Starting with the first line of the material and going on through the line with "addition-tile[interactable]: 1+7 xyxy=(422,25,478,80)", write those lines out again, changing "bbox" to "bounding box" and keeping everything else the same.
===============
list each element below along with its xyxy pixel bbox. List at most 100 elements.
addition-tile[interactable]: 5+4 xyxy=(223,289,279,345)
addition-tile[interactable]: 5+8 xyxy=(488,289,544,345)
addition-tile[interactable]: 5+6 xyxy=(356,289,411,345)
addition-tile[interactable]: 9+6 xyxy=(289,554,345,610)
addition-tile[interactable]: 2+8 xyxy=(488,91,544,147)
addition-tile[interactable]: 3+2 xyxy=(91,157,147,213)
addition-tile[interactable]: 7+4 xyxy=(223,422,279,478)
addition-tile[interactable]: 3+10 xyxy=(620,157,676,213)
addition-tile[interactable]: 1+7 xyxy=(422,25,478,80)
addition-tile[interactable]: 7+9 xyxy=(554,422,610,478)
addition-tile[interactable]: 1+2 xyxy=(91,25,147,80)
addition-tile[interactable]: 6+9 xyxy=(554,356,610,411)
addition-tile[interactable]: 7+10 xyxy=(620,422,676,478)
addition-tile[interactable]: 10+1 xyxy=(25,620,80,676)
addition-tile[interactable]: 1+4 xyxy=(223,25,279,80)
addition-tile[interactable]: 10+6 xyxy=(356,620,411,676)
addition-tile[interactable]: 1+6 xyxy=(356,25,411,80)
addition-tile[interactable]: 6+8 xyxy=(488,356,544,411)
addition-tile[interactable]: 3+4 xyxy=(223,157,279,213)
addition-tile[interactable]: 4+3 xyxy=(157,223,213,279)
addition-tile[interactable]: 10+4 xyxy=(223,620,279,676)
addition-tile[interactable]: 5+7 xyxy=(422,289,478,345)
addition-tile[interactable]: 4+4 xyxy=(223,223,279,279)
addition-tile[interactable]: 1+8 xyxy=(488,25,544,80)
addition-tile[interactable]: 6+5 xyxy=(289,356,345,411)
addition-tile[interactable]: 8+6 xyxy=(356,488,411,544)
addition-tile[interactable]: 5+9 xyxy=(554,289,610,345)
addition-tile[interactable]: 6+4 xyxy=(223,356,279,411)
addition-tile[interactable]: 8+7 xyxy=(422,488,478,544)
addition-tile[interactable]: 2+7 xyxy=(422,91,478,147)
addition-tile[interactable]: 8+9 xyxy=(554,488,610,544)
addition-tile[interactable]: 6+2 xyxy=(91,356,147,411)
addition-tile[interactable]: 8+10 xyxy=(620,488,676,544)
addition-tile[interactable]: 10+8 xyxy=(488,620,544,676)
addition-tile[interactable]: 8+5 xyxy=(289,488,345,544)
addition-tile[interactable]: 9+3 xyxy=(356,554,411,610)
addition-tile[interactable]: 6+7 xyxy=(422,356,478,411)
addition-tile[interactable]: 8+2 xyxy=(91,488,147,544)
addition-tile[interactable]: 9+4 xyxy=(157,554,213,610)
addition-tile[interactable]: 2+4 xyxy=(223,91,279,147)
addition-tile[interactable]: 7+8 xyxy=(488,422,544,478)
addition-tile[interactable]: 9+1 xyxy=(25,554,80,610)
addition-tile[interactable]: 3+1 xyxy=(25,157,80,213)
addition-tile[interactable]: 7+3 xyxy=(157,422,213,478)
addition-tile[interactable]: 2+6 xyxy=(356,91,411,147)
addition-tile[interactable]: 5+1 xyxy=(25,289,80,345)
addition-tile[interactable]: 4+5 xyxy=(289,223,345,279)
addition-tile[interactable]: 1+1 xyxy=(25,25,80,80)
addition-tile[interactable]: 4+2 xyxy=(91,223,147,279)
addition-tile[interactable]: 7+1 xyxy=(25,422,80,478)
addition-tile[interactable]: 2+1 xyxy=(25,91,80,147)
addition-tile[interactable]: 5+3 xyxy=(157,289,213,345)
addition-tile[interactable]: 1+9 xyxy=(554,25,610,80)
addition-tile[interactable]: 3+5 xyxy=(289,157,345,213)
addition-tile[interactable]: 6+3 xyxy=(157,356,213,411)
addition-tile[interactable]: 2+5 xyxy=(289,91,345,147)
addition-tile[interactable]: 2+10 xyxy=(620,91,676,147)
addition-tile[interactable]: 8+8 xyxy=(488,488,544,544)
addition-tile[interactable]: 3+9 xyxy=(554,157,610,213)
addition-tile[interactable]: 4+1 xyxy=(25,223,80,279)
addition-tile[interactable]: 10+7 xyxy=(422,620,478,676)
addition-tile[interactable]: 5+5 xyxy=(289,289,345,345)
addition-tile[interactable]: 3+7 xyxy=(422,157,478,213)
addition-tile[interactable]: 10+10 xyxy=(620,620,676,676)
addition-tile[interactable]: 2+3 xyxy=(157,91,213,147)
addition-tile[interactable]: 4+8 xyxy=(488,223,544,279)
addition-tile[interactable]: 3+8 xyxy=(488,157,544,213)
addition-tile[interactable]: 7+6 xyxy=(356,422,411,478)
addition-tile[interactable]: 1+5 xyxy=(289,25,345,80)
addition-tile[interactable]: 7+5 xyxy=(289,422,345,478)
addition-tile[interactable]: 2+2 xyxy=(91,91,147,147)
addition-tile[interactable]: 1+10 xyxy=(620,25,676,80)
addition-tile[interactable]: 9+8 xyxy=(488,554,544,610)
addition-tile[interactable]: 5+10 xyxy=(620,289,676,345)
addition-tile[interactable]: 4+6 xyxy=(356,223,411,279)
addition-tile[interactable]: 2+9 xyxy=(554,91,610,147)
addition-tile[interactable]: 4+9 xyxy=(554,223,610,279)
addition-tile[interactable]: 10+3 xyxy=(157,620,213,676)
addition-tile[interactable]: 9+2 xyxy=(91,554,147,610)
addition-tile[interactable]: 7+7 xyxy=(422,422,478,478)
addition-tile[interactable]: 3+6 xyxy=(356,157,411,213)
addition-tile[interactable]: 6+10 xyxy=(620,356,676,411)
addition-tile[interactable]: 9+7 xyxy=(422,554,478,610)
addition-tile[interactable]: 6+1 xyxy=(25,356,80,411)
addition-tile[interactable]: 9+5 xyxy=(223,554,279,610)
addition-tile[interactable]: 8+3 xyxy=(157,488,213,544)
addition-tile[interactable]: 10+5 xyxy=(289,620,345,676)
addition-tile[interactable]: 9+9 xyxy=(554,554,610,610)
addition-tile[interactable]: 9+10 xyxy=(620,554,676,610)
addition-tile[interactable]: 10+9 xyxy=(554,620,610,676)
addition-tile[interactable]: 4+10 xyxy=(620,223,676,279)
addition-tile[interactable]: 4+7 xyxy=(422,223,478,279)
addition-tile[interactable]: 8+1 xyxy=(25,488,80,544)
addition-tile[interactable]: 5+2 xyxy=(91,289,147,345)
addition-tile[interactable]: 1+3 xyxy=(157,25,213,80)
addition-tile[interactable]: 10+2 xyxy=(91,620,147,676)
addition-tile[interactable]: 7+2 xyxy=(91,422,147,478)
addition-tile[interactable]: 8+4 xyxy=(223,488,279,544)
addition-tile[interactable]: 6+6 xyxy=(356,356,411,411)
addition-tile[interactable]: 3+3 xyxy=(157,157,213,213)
===============
▸ RESULT:
list each element below along with its xyxy pixel bounding box. List at most 100 elements.
addition-tile[interactable]: 5+4 xyxy=(223,289,279,345)
addition-tile[interactable]: 5+8 xyxy=(488,289,544,345)
addition-tile[interactable]: 5+6 xyxy=(356,289,411,345)
addition-tile[interactable]: 9+6 xyxy=(289,554,345,610)
addition-tile[interactable]: 2+8 xyxy=(488,91,544,147)
addition-tile[interactable]: 3+2 xyxy=(91,157,147,213)
addition-tile[interactable]: 7+4 xyxy=(223,422,279,478)
addition-tile[interactable]: 3+10 xyxy=(620,157,676,213)
addition-tile[interactable]: 1+7 xyxy=(422,25,478,80)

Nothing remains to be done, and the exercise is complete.